───── DATA FOR PROCESSING ─────

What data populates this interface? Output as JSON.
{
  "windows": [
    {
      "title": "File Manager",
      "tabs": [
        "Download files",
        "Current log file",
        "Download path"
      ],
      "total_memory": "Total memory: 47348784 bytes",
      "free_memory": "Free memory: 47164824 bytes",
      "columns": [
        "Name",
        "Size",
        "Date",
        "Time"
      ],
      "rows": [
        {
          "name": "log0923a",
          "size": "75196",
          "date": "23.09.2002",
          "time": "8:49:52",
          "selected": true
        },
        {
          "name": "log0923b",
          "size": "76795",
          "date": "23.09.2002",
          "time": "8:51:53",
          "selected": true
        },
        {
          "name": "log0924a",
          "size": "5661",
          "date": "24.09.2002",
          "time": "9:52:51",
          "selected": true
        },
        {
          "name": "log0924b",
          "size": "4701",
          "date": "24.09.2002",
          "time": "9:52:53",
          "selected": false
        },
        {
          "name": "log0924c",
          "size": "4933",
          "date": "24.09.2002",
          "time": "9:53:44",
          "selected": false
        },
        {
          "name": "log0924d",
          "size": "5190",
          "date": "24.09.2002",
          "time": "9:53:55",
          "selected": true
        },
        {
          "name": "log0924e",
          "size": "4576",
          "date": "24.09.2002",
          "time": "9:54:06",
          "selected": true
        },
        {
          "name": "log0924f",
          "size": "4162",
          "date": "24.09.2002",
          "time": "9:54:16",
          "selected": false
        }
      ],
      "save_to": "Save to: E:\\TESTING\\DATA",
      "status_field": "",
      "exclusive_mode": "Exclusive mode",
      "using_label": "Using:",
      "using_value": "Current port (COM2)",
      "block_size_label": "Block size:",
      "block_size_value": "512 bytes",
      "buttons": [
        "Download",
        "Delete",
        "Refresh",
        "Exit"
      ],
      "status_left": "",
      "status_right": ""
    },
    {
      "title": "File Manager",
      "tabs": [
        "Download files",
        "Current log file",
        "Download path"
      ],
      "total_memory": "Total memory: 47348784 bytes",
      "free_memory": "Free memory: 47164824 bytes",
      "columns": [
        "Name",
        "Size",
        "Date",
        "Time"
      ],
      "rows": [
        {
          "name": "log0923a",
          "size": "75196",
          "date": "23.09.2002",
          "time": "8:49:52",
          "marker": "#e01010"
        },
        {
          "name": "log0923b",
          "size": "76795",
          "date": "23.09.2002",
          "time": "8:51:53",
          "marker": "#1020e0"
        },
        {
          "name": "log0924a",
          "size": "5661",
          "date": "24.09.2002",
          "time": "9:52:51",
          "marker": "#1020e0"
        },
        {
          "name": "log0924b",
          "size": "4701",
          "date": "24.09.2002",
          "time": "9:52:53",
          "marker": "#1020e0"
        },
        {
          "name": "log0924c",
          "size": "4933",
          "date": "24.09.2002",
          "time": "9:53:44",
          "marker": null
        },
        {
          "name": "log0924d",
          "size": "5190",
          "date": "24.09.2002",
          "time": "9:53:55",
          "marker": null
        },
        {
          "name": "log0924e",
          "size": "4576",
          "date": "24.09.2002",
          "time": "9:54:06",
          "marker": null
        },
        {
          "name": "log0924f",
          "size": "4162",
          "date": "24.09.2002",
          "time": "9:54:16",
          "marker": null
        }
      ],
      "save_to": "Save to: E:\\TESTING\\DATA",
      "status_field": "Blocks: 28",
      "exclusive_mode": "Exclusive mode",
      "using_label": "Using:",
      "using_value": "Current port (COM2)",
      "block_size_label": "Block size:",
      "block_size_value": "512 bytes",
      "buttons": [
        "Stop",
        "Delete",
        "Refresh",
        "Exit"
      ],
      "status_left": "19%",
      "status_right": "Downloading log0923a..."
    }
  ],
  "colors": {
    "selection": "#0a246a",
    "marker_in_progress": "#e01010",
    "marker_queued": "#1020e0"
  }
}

─────

Reproduce the material verbatim, line by line.

What data populates this interface? Output as JSON.
{
  "windows": [
    {
      "title": "File Manager",
      "tabs": [
        "Download files",
        "Current log file",
        "Download path"
      ],
      "total_memory": "Total memory: 47348784 bytes",
      "free_memory": "Free memory: 47164824 bytes",
      "columns": [
        "Name",
        "Size",
        "Date",
        "Time"
      ],
      "rows": [
        {
          "name": "log0923a",
          "size": "75196",
          "date": "23.09.2002",
          "time": "8:49:52",
          "selected": true
        },
        {
          "name": "log0923b",
          "size": "76795",
          "date": "23.09.2002",
          "time": "8:51:53",
          "selected": true
        },
        {
          "name": "log0924a",
          "size": "5661",
          "date": "24.09.2002",
          "time": "9:52:51",
          "selected": true
        },
        {
          "name": "log0924b",
          "size": "4701",
          "date": "24.09.2002",
          "time": "9:52:53",
          "selected": false
        },
        {
          "name": "log0924c",
          "size": "4933",
          "date": "24.09.2002",
          "time": "9:53:44",
          "selected": false
        },
        {
          "name": "log0924d",
          "size": "5190",
          "date": "24.09.2002",
          "time": "9:53:55",
          "selected": true
        },
        {
          "name": "log0924e",
          "size": "4576",
          "date": "24.09.2002",
          "time": "9:54:06",
          "selected": true
        },
        {
          "name": "log0924f",
          "size": "4162",
          "date": "24.09.2002",
          "time": "9:54:16",
          "selected": false
        }
      ],
      "save_to": "Save to: E:\\TESTING\\DATA",
      "status_field": "",
      "exclusive_mode": "Exclusive mode",
      "using_label": "Using:",
      "using_value": "Current port (COM2)",
      "block_size_label": "Block size:",
      "block_size_value": "512 bytes",
      "buttons": [
        "Download",
        "Delete",
        "Refresh",
        "Exit"
      ],
      "status_left": "",
      "status_right": ""
    },
    {
      "title": "File Manager",
      "tabs": [
        "Download files",
        "Current log file",
        "Download path"
      ],
      "total_memory": "Total memory: 47348784 bytes",
      "free_memory": "Free memory: 47164824 bytes",
      "columns": [
        "Name",
        "Size",
        "Date",
        "Time"
      ],
      "rows": [
        {
          "name": "log0923a",
          "size": "75196",
          "date": "23.09.2002",
          "time": "8:49:52",
          "marker": "#e01010"
        },
        {
          "name": "log0923b",
          "size": "76795",
          "date": "23.09.2002",
          "time": "8:51:53",
          "marker": "#1020e0"
        },
        {
          "name": "log0924a",
          "size": "5661",
          "date": "24.09.2002",
          "time": "9:52:51",
          "marker": "#1020e0"
        },
        {
          "name": "log0924b",
          "size": "4701",
          "date": "24.09.2002",
          "time": "9:52:53",
          "marker": "#1020e0"
        },
        {
          "name": "log0924c",
          "size": "4933",
          "date": "24.09.2002",
          "time": "9:53:44",
          "marker": null
        },
        {
          "name": "log0924d",
          "size": "5190",
          "date": "24.09.2002",
          "time": "9:53:55",
          "marker": null
        },
        {
          "name": "log0924e",
          "size": "4576",
          "date": "24.09.2002",
          "time": "9:54:06",
          "marker": null
        },
        {
          "name": "log0924f",
          "size": "4162",
          "date": "24.09.2002",
          "time": "9:54:16",
          "marker": null
        }
      ],
      "save_to": "Save to: E:\\TESTING\\DATA",
      "status_field": "Blocks: 28",
      "exclusive_mode": "Exclusive mode",
      "using_label": "Using:",
      "using_value": "Current port (COM2)",
      "block_size_label": "Block size:",
      "block_size_value": "512 bytes",
      "buttons": [
        "Stop",
        "Delete",
        "Refresh",
        "Exit"
      ],
      "status_left": "19%",
      "status_right": "Downloading log0923a..."
    }
  ],
  "colors": {
    "selection": "#0a246a",
    "marker_in_progress": "#e01010",
    "marker_queued": "#1020e0"
  }
}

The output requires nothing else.